- WHAT NEEDS TO BE DONE: Return the full listing exactly as it is written.

- GIVEN INFORMATION:
_ _ _ _

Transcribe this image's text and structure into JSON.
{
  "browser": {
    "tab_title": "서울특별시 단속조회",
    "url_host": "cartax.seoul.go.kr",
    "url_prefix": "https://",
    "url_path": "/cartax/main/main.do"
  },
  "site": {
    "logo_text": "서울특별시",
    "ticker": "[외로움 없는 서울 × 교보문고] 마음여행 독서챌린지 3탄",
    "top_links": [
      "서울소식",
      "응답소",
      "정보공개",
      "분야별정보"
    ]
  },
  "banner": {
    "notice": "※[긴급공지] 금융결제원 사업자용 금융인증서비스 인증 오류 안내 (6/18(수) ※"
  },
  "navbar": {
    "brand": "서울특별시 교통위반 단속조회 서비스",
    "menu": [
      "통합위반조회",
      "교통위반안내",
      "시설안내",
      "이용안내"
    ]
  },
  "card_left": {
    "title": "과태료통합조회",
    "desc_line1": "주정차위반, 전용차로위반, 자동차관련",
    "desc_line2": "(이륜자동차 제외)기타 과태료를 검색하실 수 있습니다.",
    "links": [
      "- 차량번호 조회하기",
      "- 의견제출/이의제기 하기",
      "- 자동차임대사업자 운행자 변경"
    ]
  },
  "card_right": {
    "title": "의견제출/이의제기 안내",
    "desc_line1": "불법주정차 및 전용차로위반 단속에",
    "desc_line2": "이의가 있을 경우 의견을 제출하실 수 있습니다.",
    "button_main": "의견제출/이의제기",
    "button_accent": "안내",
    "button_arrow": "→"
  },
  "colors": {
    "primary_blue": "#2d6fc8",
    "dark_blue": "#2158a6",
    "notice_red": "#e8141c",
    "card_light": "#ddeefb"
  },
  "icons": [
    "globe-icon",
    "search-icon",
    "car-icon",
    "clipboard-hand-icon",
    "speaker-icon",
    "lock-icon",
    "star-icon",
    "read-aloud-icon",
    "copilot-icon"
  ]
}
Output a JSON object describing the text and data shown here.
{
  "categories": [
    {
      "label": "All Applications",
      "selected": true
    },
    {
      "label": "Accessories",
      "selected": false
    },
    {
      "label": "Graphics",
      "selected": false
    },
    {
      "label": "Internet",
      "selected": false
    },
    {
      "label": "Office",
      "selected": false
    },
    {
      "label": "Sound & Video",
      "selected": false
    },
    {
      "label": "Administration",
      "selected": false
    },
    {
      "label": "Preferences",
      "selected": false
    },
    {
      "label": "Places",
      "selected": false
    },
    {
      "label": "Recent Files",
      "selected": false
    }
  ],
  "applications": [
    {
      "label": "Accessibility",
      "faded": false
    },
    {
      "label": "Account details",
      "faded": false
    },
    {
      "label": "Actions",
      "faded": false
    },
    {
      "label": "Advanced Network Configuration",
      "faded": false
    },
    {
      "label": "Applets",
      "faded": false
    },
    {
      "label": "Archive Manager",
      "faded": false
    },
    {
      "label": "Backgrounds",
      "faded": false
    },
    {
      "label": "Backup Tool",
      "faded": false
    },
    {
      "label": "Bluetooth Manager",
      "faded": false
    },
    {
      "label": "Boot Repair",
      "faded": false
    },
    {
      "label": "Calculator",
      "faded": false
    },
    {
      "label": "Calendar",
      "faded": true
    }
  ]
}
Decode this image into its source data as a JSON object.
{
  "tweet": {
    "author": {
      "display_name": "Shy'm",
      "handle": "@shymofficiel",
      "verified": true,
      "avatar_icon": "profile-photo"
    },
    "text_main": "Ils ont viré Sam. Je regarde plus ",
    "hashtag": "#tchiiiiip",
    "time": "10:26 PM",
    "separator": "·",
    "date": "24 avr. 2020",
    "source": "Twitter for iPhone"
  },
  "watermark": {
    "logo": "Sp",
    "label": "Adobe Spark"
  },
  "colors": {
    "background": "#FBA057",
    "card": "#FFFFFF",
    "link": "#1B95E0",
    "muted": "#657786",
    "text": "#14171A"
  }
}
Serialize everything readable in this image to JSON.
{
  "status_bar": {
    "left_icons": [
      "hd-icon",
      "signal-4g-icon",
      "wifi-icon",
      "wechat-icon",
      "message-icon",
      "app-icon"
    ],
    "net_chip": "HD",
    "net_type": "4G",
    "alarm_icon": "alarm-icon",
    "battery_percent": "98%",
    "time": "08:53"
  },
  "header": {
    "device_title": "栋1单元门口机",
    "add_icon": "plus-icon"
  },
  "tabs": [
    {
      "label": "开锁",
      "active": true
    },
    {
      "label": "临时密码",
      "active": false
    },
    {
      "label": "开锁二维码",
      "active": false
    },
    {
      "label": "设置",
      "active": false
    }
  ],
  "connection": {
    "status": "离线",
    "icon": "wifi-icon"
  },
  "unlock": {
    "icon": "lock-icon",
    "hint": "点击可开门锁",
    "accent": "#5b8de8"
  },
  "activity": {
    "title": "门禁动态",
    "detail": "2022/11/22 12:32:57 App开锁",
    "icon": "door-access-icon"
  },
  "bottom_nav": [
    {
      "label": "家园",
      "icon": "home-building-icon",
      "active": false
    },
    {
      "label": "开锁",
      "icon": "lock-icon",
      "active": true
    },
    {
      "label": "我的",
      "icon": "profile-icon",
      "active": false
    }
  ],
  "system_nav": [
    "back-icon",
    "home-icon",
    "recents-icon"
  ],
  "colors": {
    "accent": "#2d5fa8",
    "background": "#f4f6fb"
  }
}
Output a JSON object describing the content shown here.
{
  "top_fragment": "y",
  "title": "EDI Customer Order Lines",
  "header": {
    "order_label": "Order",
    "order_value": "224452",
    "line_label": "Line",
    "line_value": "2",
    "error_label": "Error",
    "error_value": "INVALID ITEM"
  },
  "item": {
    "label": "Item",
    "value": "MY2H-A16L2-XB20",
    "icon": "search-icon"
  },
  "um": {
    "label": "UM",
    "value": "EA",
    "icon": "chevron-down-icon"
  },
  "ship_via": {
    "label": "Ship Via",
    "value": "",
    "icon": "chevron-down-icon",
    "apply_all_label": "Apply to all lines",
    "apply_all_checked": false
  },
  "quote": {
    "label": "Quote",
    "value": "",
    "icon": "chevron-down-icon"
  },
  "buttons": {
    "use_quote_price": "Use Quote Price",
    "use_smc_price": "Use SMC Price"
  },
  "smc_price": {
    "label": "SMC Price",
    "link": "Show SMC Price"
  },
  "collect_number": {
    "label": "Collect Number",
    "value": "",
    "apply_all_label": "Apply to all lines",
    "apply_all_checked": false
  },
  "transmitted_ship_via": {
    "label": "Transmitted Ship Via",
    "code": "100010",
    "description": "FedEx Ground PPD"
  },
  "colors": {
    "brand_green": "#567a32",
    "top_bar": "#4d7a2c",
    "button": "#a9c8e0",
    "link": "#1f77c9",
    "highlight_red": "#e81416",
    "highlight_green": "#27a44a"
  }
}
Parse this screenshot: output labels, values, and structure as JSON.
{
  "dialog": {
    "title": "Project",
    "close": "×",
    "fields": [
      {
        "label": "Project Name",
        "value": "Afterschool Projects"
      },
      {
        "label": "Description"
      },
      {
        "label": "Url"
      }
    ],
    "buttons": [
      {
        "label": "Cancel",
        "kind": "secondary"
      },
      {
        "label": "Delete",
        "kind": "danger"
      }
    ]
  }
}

_ _ _ _

- ANSWER TO THE PROBLEM:
Transcribe this image's text and structure into JSON.
{
  "browser": {
    "tab_title": "서울특별시 단속조회",
    "url_host": "cartax.seoul.go.kr",
    "url_prefix": "https://",
    "url_path": "/cartax/main/main.do"
  },
  "site": {
    "logo_text": "서울특별시",
    "ticker": "[외로움 없는 서울 × 교보문고] 마음여행 독서챌린지 3탄",
    "top_links": [
      "서울소식",
      "응답소",
      "정보공개",
      "분야별정보"
    ]
  },
  "banner": {
    "notice": "※[긴급공지] 금융결제원 사업자용 금융인증서비스 인증 오류 안내 (6/18(수) ※"
  },
  "navbar": {
    "brand": "서울특별시 교통위반 단속조회 서비스",
    "menu": [
      "통합위반조회",
      "교통위반안내",
      "시설안내",
      "이용안내"
    ]
  },
  "card_left": {
    "title": "과태료통합조회",
    "desc_line1": "주정차위반, 전용차로위반, 자동차관련",
    "desc_line2": "(이륜자동차 제외)기타 과태료를 검색하실 수 있습니다.",
    "links": [
      "- 차량번호 조회하기",
      "- 의견제출/이의제기 하기",
      "- 자동차임대사업자 운행자 변경"
    ]
  },
  "card_right": {
    "title": "의견제출/이의제기 안내",
    "desc_line1": "불법주정차 및 전용차로위반 단속에",
    "desc_line2": "이의가 있을 경우 의견을 제출하실 수 있습니다.",
    "button_main": "의견제출/이의제기",
    "button_accent": "안내",
    "button_arrow": "→"
  },
  "colors": {
    "primary_blue": "#2d6fc8",
    "dark_blue": "#2158a6",
    "notice_red": "#e8141c",
    "card_light": "#ddeefb"
  },
  "icons": [
    "globe-icon",
    "search-icon",
    "car-icon",
    "clipboard-hand-icon",
    "speaker-icon",
    "lock-icon",
    "star-icon",
    "read-aloud-icon",
    "copilot-icon"
  ]
}
Output a JSON object describing the text and data shown here.
{
  "categories": [
    {
      "label": "All Applications",
      "selected": true
    },
    {
      "label": "Accessories",
      "selected": false
    },
    {
      "label": "Graphics",
      "selected": false
    },
    {
      "label": "Internet",
      "selected": false
    },
    {
      "label": "Office",
      "selected": false
    },
    {
      "label": "Sound & Video",
      "selected": false
    },
    {
      "label": "Administration",
      "selected": false
    },
    {
      "label": "Preferences",
      "selected": false
    },
    {
      "label": "Places",
      "selected": false
    },
    {
      "label": "Recent Files",
      "selected": false
    }
  ],
  "applications": [
    {
      "label": "Accessibility",
      "faded": false
    },
    {
      "label": "Account details",
      "faded": false
    },
    {
      "label": "Actions",
      "faded": false
    },
    {
      "label": "Advanced Network Configuration",
      "faded": false
    },
    {
      "label": "Applets",
      "faded": false
    },
    {
      "label": "Archive Manager",
      "faded": false
    },
    {
      "label": "Backgrounds",
      "faded": false
    },
    {
      "label": "Backup Tool",
      "faded": false
    },
    {
      "label": "Bluetooth Manager",
      "faded": false
    },
    {
      "label": "Boot Repair",
      "faded": false
    },
    {
      "label": "Calculator",
      "faded": false
    },
    {
      "label": "Calendar",
      "faded": true
    }
  ]
}
Decode this image into its source data as a JSON object.
{
  "tweet": {
    "author": {
      "display_name": "Shy'm",
      "handle": "@shymofficiel",
      "verified": true,
      "avatar_icon": "profile-photo"
    },
    "text_main": "Ils ont viré Sam. Je regarde plus ",
    "hashtag": "#tchiiiiip",
    "time": "10:26 PM",
    "separator": "·",
    "date": "24 avr. 2020",
    "source": "Twitter for iPhone"
  },
  "watermark": {
    "logo": "Sp",
    "label": "Adobe Spark"
  },
  "colors": {
    "background": "#FBA057",
    "card": "#FFFFFF",
    "link": "#1B95E0",
    "muted": "#657786",
    "text": "#14171A"
  }
}
Serialize everything readable in this image to JSON.
{
  "status_bar": {
    "left_icons": [
      "hd-icon",
      "signal-4g-icon",
      "wifi-icon",
      "wechat-icon",
      "message-icon",
      "app-icon"
    ],
    "net_chip": "HD",
    "net_type": "4G",
    "alarm_icon": "alarm-icon",
    "battery_percent": "98%",
    "time": "08:53"
  },
  "header": {
    "device_title": "栋1单元门口机",
    "add_icon": "plus-icon"
  },
  "tabs": [
    {
      "label": "开锁",
      "active": true
    },
    {
      "label": "临时密码",
      "active": false
    },
    {
      "label": "开锁二维码",
      "active": false
    },
    {
      "label": "设置",
      "active": false
    }
  ],
  "connection": {
    "status": "离线",
    "icon": "wifi-icon"
  },
  "unlock": {
    "icon": "lock-icon",
    "hint": "点击可开门锁",
    "accent": "#5b8de8"
  },
  "activity": {
    "title": "门禁动态",
    "detail": "2022/11/22 12:32:57 App开锁",
    "icon": "door-access-icon"
  },
  "bottom_nav": [
    {
      "label": "家园",
      "icon": "home-building-icon",
      "active": false
    },
    {
      "label": "开锁",
      "icon": "lock-icon",
      "active": true
    },
    {
      "label": "我的",
      "icon": "profile-icon",
      "active": false
    }
  ],
  "system_nav": [
    "back-icon",
    "home-icon",
    "recents-icon"
  ],
  "colors": {
    "accent": "#2d5fa8",
    "background": "#f4f6fb"
  }
}
Output a JSON object describing the content shown here.
{
  "top_fragment": "y",
  "title": "EDI Customer Order Lines",
  "header": {
    "order_label": "Order",
    "order_value": "224452",
    "line_label": "Line",
    "line_value": "2",
    "error_label": "Error",
    "error_value": "INVALID ITEM"
  },
  "item": {
    "label": "Item",
    "value": "MY2H-A16L2-XB20",
    "icon": "search-icon"
  },
  "um": {
    "label": "UM",
    "value": "EA",
    "icon": "chevron-down-icon"
  },
  "ship_via": {
    "label": "Ship Via",
    "value": "",
    "icon": "chevron-down-icon",
    "apply_all_label": "Apply to all lines",
    "apply_all_checked": false
  },
  "quote": {
    "label": "Quote",
    "value": "",
    "icon": "chevron-down-icon"
  },
  "buttons": {
    "use_quote_price": "Use Quote Price",
    "use_smc_price": "Use SMC Price"
  },
  "smc_price": {
    "label": "SMC Price",
    "link": "Show SMC Price"
  },
  "collect_number": {
    "label": "Collect Number",
    "value": "",
    "apply_all_label": "Apply to all lines",
    "apply_all_checked": false
  },
  "transmitted_ship_via": {
    "label": "Transmitted Ship Via",
    "code": "100010",
    "description": "FedEx Ground PPD"
  },
  "colors": {
    "brand_green": "#567a32",
    "top_bar": "#4d7a2c",
    "button": "#a9c8e0",
    "link": "#1f77c9",
    "highlight_red": "#e81416",
    "highlight_green": "#27a44a"
  }
}
Parse this screenshot: output labels, values, and structure as JSON.
{
  "dialog": {
    "title": "Project",
    "close": "×",
    "fields": [
      {
        "label": "Project Name",
        "value": "Afterschool Projects"
      },
      {
        "label": "Description"
      },
      {
        "label": "Url"
      }
    ],
    "buttons": [
      {
        "label": "Cancel",
        "kind": "secondary"
      },
      {
        "label": "Delete",
        "kind": "danger"
      }
    ]
  }
}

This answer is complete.